═══ Ausgewählter Auszug
Hörbuch-Tipps: Humorvoll und menschlich

Zwei Wochen Urlaub im heimischen Hamburg gehen ihrem Ende entgegen. Zeit zum Spazieren, Shoppen, Freunde Treffen und Hörbücher Hören.

Mein absolutes Hörbuch-Highlight der letzten Wochen war Joachim Meyerhoffs „Ach, diese Lücke, diese entsetzliche Lücke“. Der Schauspieler behandelt in diesem urkomischen und herzerwärmend menschlichen Roman seine Zeit an der Schauspiel-Schule und sein Leben im Hause der Großeltern. Meyerhoff zeichnet ein liebevolles Bild dieser alten Menschen, beschreibt ihre Ticks und Macken, ohne sich über sie lustig zu machen. Und dennoch gehört sein Roman zum Humorvollsten, das ich kenne. Auch die Beschreibung der Erlebnisse mit Mitschülern und mit seinen Dozenten ist grandios. Meyerhoff versteht es, das Skurrile im Alltäglichen zu entdecken. Er braucht nur minimale Überzeichnungen, um seine Zuhörer zum Lachen zu bringen. Sein Humor ist dabei niemals flach, im Gegenteil: Die Geschichte ist von einer nachdenklichen Melancholie durchzogen, die mich sehr angerührt hat. Während die Großeltern gegen eine Leere in ihrem Leben antrinken, droht der Ich-Erzähler in der Schauspiel-Ausbildung lange Zeit tragisch zu scheitern. Das Hörbuch liest der Autor. Die Aufnahmen entstanden bei Live-Lesungen, was dem Hörbuch zusätzliche Lebendigkeit verleiht.
══════
═══ Gespeicherte Datensätze
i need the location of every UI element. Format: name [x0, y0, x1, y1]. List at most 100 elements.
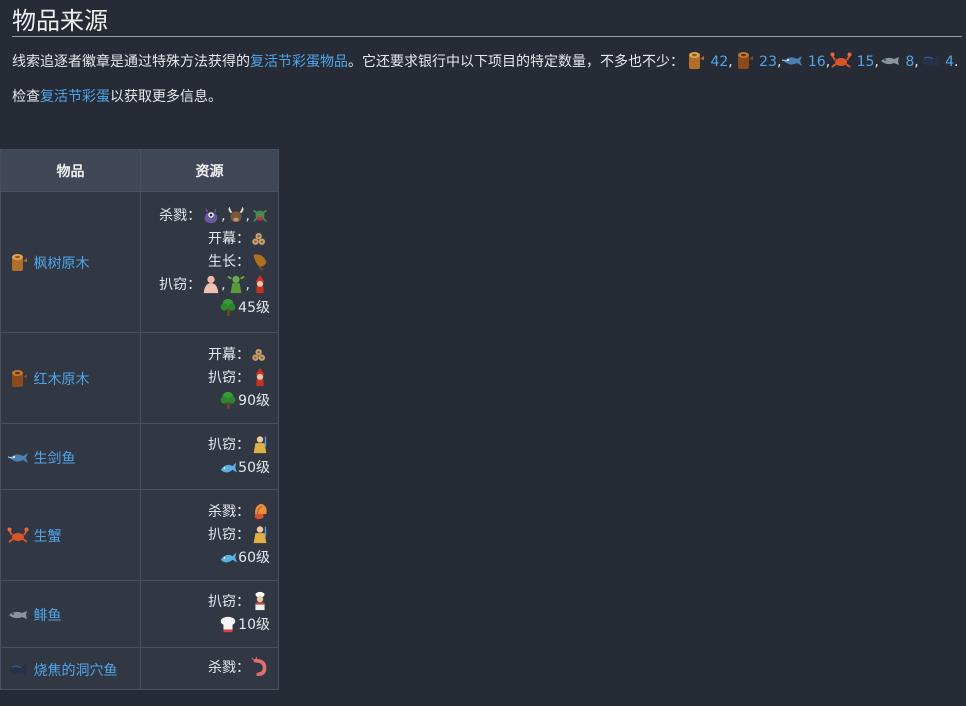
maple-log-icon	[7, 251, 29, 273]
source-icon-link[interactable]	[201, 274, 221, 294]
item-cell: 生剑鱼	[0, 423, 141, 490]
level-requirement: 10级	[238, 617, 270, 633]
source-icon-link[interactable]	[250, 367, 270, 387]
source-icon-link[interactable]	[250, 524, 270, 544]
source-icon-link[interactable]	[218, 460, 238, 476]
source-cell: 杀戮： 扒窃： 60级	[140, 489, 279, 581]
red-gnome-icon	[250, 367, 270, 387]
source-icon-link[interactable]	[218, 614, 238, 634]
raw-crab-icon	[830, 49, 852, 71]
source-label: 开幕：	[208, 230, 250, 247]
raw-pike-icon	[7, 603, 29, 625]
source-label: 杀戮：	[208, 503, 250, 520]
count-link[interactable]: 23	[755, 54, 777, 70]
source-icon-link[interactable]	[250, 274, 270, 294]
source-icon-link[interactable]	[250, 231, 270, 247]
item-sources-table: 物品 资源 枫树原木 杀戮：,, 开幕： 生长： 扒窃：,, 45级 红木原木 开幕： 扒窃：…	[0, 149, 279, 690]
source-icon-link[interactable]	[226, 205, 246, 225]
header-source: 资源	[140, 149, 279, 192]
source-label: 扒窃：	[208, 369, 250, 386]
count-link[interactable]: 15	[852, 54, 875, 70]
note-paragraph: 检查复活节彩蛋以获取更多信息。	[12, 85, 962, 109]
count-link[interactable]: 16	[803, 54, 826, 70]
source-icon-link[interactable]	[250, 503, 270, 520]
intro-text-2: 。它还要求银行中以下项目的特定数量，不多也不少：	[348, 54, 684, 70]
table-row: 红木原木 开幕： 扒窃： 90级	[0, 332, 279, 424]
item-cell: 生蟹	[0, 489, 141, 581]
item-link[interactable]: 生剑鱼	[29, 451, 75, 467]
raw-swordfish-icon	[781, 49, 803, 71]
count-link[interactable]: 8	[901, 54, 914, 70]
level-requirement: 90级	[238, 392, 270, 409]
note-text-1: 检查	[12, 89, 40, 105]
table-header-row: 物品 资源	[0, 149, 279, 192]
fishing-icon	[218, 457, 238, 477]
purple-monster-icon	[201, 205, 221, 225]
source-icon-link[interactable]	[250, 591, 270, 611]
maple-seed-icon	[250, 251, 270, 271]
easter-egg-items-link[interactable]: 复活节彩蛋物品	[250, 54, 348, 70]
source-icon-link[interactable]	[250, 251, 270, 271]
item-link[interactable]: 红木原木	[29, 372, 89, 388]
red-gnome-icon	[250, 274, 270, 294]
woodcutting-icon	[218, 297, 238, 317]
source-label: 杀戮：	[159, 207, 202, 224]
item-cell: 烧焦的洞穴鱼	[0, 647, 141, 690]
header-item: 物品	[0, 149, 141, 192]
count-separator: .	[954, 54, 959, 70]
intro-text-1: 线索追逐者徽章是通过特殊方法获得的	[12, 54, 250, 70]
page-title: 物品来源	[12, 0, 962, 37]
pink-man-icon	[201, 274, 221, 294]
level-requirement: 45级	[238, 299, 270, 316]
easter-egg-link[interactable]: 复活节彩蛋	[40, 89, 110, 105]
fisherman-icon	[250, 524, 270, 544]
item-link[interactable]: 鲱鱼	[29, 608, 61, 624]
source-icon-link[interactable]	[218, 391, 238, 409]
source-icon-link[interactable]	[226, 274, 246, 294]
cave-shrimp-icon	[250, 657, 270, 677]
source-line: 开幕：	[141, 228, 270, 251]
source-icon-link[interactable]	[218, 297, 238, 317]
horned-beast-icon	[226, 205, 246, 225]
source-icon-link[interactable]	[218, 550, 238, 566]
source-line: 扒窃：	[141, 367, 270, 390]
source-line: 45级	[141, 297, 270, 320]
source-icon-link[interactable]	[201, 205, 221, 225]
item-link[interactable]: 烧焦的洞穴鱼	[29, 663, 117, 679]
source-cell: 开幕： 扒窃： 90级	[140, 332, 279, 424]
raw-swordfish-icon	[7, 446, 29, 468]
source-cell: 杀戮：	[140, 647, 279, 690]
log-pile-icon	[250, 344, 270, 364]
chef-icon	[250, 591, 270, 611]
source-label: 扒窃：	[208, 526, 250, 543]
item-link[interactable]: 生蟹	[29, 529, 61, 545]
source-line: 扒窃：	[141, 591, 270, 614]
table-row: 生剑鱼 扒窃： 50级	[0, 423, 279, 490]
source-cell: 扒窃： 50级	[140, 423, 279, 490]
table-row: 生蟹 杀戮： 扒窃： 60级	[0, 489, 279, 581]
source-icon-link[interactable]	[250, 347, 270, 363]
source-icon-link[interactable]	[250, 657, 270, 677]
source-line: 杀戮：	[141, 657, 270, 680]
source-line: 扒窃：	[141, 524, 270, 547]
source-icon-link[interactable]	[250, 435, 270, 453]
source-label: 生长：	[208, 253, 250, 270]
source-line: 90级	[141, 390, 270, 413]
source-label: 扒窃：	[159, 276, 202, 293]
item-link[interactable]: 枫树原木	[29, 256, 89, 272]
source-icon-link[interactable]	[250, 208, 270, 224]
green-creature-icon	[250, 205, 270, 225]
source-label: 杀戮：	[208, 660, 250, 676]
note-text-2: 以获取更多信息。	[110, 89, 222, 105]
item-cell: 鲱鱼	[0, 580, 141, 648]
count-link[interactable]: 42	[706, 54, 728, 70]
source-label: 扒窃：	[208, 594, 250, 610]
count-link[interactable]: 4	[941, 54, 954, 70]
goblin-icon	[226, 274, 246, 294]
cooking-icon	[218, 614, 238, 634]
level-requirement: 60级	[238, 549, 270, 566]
══════
◆ **Aufgaben**
[1] Such aus den Datensätzen jede Zeile heraus, die die Zeichenfolge „swordfish“ enthält, und schreib sie ab.
[2] Fahre mit dem Auszug über Hörbuch-Tipps im Anschluss an seinen letzten Satz fort.
Die Datensätze stehen in keinem Zusammenhang mit dem Auszug.

◆ **Antworten je Aufgabe**
[1]
raw-swordfish-icon	[781, 49, 803, 71]
raw-swordfish-icon	[7, 446, 29, 468]

[2]
Ein weiteres empfehlenswertes Hörbuch ist J.R. Moehringers „Tender Bar“. Bereits seit etlichen Jahren auf meinem Wunschzettel, bin ich in diesem Urlaub endlich einmal dazu gekommen, es zu hören. Auch dieser Roman ist stark autobiografisch. Im Zentrum stehen der beschwerliche Weg des Ich-Erzählers – aus einer Kindheit in Armut und ohne Vater, über seine Zeit in Yale, bis zu seinem Durchbruch als renommierter Journalist – und eine Bar. In dieser Bar findet der kleine J.R. den Zugang zur Welt der Erwachsenen. Dort lernt er schrullige, aber herzliche Männer kennen, die ihm die Bedeutung von Vertrauen und Respekt zeigen. Dort trinkt er sein erstes Bier, fasst er Entschlüsse, die sein Leben prägen werden. Moehringer erzählt lakonisch und humorvoll. Seine Sprache ist virtuos. „Tender Bar“ regt zum Nachdenken an: Darüber, was Erfolg im Leben eigentlich ausmacht und worauf es im Miteinander wirklich ankommt. Das – leider gekürzte – Hörbuch in der deutschen Übersetzung liest Ulrich Noethen, wundervoll ruhig und dennoch sehr packend.

Ich wünsche Euch schöne Hörbuch-Stunden und ein frohes, glückliches und gesundes 2017!

Wie lesen blinde Menschen ein Buch?

Literatur ist ein Tor zur Welt. Sei es Sachliteratur, sei es Belletristik, Bücher liefern Wissen, regen das Denken an, bedeuten Emotion. Aber noch immer ist eine Vielzahl von Büchern für blinde Menschen nicht zugänglich und der Weg zur Literatur bis heute voller Barrieren. Nur ein Bruchteil der Neuerscheinungen wird aufgelesen, und ein noch viel geringerer Teil wird in Blindenschrift übersetzt. Dennoch öffnet der technische Fortschritt neue Wege.

Meinen vollständigen Artikel zum Thema „Literaturzugang für blinde Menschen – zwischen Braillebuch und Smartphoneapp“ finden Sie im Culture-Inclusive-Blog.

58 Stunden Hörgenuss: „Die Elenden“ von Victor Hugo

Geschafft. 57 Stunden und 46 Minuten dauerte das Hörbuch, und es hat sich gelohnt. In Zeiten, in denen Sachverhalte in 140 Zeichen via Twitter gepostet werden, in denen ständig neue Push-Benachrichtigungen unsere Aufmerksamkeiten von einem Thema zum nächsten, von WhatsApp zu Facebook lenken, in solchen Zeiten ist es ein wohltuendes Gegenprogramm, wenn man mehrere Wochen mit einem Hörbuch verbringt.

Victor Hugos Meisterwerk „Die Elenden / Les Misérables“ ist in der Tat hörenswert. Über rund 20 Jahre erstreckt sich der epochale Roman. In aller Ruhe und Ausführlichkeit werden die vielen handelnden Personen eingeführt, ihre Lebensgeschichten und Verflechtungen ausgeschmückt. Zusätzlich nimmt sich Hugo immer wieder auch die Zeit über mehrere Kapitel hinweg über den Verlauf der Geschichte zu philosophieren, Napoleons Schlachten en Detail zu schildern oder die Geschichte der Kanalisation von Paris zu erläutern.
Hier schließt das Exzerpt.